_Given instruction_. Scan the entries below and report only how many lines contain "title".

(Figure data in JSON)
□ □ □ □ □

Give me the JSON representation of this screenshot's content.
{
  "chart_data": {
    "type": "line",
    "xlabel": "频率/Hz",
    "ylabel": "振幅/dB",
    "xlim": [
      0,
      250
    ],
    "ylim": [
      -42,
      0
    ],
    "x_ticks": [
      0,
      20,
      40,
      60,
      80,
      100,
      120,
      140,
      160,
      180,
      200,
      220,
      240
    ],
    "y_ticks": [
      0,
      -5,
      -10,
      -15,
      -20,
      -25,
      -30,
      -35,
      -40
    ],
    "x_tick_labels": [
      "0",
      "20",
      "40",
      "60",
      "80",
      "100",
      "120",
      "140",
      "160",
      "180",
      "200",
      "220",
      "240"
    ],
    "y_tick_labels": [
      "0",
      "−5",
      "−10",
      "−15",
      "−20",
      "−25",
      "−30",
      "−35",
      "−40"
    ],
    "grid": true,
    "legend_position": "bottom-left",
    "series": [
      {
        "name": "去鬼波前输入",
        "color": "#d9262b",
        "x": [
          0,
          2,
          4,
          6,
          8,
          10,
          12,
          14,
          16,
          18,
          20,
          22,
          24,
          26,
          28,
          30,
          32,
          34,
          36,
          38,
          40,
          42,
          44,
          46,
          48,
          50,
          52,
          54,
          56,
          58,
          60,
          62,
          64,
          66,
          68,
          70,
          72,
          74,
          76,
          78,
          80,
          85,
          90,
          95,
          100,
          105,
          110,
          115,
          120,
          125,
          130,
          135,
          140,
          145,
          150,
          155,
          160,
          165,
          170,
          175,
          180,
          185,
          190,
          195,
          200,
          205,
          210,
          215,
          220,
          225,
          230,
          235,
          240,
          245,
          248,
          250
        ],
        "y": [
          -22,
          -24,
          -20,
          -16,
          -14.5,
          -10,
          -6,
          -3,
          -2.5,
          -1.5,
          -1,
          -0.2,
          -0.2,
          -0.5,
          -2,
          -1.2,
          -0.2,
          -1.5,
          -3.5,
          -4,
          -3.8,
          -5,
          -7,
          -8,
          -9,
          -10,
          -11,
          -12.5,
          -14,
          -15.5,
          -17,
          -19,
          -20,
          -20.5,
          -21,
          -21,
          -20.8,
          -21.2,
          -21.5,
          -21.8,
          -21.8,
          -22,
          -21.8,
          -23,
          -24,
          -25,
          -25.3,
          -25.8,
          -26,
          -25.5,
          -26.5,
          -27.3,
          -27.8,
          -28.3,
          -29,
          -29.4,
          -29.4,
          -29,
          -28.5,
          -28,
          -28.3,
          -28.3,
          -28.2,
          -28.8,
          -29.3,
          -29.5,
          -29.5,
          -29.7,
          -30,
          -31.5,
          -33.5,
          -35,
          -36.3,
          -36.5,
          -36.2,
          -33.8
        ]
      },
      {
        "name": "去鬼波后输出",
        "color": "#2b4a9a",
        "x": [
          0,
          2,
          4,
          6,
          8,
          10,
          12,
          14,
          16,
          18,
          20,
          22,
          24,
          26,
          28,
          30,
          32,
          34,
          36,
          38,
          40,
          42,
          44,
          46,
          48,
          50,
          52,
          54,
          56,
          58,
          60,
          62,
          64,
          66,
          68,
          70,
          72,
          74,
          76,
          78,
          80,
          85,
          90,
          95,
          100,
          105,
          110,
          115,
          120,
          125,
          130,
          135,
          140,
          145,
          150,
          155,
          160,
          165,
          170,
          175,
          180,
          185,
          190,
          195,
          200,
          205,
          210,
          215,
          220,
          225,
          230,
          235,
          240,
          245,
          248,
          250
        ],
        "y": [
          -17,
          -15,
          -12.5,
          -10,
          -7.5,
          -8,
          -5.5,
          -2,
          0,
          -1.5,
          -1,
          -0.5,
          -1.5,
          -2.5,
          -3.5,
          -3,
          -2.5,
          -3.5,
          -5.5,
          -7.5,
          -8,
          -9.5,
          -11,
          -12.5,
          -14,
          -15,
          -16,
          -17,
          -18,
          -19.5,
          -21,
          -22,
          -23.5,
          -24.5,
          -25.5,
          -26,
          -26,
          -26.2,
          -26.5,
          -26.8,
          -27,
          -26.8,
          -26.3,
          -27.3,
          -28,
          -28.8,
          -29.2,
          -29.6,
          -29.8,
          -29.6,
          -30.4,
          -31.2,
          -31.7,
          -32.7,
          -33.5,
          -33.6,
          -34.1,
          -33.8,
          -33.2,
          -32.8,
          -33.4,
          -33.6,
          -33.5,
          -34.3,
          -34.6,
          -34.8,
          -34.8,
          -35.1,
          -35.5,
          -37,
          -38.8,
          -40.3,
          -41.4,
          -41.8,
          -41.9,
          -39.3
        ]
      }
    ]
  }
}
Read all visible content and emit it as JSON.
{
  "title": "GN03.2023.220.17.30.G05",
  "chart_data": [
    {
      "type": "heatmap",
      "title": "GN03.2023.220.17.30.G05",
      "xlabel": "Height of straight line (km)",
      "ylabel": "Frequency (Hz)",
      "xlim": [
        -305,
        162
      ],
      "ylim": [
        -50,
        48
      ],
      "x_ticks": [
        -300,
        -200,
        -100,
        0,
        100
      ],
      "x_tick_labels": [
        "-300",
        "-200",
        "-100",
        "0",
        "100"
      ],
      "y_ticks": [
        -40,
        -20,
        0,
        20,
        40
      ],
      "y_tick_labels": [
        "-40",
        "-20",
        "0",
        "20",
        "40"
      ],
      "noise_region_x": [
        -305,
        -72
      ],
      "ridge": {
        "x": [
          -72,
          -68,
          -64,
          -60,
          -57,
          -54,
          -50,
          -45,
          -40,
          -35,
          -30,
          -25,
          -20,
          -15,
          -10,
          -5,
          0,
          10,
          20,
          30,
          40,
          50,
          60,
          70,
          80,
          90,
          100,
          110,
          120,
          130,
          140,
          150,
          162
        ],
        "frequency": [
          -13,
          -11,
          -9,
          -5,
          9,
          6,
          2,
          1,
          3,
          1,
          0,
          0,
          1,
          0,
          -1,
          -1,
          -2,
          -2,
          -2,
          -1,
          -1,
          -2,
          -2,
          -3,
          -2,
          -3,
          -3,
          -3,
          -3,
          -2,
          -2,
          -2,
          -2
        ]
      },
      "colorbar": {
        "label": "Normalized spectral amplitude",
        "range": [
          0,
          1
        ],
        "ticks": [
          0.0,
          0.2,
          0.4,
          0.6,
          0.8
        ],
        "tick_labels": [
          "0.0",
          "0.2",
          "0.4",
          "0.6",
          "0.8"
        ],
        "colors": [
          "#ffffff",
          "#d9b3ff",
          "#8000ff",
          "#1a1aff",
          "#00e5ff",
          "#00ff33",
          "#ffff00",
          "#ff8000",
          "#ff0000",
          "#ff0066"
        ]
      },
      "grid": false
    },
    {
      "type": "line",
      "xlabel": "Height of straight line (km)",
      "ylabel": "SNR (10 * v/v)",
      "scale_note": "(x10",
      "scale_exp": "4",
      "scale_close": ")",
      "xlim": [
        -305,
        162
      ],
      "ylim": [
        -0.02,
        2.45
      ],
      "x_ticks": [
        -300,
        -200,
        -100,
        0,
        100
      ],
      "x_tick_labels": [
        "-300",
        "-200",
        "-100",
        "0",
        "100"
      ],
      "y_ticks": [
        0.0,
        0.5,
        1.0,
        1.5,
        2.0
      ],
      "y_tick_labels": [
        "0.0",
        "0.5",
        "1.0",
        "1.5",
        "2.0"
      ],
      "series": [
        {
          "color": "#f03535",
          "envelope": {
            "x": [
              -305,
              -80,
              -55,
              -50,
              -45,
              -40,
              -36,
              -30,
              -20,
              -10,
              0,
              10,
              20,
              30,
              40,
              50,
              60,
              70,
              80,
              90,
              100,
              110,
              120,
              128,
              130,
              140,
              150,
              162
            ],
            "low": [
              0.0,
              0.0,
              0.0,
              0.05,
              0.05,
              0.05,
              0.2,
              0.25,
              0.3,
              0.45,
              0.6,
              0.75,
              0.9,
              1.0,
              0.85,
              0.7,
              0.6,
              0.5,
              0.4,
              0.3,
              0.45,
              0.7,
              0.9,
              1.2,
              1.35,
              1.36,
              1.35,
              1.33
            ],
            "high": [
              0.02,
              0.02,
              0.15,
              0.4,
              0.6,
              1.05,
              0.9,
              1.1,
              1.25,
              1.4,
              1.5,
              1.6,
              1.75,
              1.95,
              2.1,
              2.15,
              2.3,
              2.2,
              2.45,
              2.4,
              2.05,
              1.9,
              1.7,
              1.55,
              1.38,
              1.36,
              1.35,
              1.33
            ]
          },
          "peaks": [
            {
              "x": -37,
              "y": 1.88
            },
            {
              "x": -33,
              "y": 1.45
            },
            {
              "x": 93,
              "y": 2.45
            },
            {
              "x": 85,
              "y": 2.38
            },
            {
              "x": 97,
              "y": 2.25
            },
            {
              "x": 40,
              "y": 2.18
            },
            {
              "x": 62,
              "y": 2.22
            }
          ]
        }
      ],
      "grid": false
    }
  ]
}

□ □ □ □ □

_Answer to this problem_. 2